Exercise objective: Keep only the lines where "ffffff" appears.

Records that describe figures:
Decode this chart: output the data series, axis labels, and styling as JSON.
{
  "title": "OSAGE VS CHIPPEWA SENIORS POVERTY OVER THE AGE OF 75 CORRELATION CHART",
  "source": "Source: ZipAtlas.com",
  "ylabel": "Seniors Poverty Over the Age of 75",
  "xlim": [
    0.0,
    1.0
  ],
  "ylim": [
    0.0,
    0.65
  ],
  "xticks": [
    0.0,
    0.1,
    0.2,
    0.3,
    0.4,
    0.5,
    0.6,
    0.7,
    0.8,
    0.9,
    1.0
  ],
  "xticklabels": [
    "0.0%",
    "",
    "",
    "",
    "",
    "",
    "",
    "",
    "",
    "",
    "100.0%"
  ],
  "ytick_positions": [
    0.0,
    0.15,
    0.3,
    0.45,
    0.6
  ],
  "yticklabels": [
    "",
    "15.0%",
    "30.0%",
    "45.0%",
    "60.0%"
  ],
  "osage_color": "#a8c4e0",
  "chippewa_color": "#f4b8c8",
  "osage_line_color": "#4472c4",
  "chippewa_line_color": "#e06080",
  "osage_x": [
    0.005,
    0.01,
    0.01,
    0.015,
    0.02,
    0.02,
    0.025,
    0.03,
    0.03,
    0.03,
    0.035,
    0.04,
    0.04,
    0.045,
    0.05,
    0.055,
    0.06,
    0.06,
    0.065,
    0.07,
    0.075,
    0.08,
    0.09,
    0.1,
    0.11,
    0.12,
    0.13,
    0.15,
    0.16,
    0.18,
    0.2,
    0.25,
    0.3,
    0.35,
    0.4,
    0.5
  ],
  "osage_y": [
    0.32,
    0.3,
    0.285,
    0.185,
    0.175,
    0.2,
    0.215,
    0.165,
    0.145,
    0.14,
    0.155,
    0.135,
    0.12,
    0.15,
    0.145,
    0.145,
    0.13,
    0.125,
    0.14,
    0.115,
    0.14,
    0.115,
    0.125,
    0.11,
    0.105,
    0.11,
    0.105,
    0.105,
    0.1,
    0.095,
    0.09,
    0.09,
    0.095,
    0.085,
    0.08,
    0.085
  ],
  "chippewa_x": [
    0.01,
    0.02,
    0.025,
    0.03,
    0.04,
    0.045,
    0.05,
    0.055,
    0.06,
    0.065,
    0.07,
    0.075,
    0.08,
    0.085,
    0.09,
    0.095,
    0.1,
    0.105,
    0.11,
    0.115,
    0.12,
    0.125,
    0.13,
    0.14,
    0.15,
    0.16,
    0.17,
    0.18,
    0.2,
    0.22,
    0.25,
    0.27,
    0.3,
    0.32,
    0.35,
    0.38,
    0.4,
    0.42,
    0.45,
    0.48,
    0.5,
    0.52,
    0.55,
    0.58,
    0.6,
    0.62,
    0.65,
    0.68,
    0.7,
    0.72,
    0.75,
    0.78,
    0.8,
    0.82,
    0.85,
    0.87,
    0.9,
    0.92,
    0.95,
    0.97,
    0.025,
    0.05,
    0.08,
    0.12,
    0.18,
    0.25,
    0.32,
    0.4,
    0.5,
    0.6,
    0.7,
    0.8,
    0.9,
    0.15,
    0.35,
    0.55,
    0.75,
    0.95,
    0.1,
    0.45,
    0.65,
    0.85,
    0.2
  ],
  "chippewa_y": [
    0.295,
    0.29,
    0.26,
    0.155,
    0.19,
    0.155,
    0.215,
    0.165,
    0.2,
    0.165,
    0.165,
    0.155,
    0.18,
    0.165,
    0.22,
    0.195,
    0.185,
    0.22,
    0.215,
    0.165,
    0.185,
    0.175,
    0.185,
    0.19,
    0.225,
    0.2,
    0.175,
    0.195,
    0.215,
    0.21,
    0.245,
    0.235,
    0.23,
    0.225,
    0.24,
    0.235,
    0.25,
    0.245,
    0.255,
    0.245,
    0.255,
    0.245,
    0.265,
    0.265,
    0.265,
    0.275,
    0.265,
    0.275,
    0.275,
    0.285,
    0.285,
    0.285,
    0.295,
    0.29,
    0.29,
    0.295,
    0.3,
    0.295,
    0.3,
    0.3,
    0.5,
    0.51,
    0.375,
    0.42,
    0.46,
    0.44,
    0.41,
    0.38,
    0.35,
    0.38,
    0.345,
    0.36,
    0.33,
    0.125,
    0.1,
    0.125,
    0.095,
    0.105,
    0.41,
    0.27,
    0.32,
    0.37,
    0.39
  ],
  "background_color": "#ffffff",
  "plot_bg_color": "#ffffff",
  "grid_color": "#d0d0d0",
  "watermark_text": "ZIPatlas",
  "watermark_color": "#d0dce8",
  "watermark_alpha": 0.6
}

The answer:
  "background_color": "#ffffff",
  "plot_bg_color": "#ffffff",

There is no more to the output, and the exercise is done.